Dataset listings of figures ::
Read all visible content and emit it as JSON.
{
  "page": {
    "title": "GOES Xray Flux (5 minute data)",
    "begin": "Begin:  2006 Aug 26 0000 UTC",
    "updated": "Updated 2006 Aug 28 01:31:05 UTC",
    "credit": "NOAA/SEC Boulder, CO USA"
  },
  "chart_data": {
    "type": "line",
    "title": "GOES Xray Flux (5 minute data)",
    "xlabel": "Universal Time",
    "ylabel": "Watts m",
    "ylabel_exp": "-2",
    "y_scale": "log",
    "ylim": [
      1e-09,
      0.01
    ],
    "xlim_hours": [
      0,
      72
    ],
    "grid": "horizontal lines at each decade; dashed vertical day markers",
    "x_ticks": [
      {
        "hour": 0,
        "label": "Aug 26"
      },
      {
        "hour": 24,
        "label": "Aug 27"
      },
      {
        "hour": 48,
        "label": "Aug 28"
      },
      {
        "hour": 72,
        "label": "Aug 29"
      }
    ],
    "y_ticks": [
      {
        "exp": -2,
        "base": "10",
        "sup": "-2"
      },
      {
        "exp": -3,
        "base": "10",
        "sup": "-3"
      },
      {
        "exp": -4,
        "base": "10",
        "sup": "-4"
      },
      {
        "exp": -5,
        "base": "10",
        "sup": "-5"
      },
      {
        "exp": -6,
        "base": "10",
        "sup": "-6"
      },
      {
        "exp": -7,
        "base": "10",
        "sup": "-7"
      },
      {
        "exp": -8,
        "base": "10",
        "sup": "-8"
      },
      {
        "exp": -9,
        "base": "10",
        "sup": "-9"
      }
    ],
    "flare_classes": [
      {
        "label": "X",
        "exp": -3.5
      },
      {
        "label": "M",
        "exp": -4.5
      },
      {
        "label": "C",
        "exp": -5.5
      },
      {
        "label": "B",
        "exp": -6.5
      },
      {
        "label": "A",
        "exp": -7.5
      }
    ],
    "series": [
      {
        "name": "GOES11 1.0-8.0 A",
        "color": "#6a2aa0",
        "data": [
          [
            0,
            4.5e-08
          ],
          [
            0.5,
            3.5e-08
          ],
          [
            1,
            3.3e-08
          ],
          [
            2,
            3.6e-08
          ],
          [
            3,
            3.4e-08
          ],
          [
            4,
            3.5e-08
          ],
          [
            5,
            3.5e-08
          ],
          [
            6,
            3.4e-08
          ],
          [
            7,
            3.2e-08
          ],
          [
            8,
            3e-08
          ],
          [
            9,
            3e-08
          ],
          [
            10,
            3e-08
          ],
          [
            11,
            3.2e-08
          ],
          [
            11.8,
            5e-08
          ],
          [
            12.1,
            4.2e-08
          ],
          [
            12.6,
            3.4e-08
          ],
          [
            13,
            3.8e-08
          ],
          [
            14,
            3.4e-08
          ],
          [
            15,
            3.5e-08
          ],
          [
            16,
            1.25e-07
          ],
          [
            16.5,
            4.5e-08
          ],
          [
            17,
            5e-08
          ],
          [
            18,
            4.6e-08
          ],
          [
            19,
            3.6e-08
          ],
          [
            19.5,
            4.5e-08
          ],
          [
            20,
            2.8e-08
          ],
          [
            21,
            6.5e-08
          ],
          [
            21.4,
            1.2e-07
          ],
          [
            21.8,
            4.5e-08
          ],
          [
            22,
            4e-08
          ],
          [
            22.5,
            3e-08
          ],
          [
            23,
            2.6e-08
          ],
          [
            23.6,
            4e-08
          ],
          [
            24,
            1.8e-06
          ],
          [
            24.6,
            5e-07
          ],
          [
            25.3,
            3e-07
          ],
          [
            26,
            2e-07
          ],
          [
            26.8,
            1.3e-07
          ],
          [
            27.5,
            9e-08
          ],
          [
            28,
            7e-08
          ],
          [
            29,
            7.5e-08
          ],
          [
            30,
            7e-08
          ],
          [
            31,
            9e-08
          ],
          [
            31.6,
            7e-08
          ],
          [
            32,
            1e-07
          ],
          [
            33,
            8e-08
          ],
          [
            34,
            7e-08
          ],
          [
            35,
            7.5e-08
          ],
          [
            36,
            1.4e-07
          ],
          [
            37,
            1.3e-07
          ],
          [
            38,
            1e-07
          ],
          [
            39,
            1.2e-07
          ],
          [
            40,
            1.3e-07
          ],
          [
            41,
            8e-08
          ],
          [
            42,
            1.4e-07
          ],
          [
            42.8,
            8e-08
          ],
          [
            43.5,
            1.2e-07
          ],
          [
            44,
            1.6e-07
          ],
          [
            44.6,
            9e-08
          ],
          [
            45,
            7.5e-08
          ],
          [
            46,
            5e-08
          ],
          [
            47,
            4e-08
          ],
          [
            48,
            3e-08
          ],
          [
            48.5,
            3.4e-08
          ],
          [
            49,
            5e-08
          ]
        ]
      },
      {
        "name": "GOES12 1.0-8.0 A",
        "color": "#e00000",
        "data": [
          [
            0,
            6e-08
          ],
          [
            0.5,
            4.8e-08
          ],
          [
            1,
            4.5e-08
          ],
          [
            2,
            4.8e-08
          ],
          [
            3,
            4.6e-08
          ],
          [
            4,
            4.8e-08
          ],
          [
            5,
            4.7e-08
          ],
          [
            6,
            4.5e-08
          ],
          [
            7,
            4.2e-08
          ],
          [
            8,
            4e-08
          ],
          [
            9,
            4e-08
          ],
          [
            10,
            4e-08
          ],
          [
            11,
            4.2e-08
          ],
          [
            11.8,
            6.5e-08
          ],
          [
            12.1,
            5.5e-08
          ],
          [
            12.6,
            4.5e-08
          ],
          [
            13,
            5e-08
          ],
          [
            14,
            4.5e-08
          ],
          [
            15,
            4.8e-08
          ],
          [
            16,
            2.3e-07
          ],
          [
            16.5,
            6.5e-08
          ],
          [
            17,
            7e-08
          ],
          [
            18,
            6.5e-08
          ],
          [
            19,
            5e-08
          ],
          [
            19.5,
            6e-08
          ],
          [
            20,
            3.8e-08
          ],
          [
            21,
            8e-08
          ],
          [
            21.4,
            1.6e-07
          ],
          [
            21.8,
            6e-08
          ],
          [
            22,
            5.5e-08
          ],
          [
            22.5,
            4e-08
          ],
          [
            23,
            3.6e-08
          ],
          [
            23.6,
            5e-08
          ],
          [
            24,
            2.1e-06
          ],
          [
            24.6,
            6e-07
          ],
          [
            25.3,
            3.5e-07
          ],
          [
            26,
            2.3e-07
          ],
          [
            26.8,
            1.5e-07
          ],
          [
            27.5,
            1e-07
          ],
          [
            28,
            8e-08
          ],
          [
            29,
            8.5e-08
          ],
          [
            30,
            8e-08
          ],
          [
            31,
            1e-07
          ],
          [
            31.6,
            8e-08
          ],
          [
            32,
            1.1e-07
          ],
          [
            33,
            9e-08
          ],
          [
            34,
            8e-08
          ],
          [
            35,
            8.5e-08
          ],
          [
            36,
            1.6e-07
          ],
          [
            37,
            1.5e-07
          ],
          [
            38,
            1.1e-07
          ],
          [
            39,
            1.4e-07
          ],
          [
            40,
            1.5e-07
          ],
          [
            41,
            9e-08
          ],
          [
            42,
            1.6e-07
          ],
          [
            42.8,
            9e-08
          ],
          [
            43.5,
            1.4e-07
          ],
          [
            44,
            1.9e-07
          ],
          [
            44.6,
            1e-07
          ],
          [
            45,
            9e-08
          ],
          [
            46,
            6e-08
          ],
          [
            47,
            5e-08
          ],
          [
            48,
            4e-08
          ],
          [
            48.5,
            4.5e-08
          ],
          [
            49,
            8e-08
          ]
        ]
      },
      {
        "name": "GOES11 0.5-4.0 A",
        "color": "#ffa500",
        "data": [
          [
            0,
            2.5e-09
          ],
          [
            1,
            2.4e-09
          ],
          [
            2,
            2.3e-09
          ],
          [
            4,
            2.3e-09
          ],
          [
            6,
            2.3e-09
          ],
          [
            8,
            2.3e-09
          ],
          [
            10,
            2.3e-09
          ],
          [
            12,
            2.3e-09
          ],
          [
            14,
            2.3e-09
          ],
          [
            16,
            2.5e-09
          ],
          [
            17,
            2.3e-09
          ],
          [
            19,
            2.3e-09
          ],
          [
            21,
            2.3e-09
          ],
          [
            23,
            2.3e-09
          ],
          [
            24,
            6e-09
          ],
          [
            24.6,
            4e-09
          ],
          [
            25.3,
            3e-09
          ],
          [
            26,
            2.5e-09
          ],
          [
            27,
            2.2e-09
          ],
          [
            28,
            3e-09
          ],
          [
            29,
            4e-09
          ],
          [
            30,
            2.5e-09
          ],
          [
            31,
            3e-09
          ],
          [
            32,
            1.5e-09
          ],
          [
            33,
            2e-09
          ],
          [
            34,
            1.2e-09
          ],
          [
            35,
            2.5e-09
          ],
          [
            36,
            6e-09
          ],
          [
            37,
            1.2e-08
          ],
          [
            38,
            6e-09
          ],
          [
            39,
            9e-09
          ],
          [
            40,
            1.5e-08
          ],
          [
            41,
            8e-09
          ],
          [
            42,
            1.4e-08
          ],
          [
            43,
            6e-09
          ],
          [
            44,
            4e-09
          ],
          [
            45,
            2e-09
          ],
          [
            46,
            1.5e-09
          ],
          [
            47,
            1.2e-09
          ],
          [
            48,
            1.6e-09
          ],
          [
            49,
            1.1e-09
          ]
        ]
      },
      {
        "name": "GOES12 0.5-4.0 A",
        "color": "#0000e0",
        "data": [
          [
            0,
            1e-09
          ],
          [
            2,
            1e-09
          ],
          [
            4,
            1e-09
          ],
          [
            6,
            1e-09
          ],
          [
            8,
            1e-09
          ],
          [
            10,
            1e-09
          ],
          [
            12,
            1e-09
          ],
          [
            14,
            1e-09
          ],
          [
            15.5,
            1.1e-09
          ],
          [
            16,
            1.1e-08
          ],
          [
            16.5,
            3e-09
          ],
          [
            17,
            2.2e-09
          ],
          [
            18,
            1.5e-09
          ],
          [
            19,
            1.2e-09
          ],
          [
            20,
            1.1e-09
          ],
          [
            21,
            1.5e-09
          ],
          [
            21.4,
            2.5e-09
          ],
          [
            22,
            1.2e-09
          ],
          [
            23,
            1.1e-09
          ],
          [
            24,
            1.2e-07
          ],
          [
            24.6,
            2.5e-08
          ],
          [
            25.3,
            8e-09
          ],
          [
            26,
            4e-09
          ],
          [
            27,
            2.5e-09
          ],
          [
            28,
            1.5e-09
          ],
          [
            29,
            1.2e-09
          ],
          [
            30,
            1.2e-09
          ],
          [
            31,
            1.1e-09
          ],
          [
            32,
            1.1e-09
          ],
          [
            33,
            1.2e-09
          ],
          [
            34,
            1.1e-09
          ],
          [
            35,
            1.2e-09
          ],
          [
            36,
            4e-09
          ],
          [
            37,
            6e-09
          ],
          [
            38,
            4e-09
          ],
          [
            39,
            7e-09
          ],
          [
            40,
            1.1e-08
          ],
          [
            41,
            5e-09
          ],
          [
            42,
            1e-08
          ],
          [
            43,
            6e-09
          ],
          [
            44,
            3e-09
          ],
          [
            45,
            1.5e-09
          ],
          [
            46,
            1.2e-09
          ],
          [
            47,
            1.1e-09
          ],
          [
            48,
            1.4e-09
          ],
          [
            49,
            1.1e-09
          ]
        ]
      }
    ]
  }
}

Given instruction ::
Pull every line containing "color" out of the records.

Result of this task ::
        "color": "#6a2aa0",
        "color": "#e00000",
        "color": "#ffa500",
        "color": "#0000e0",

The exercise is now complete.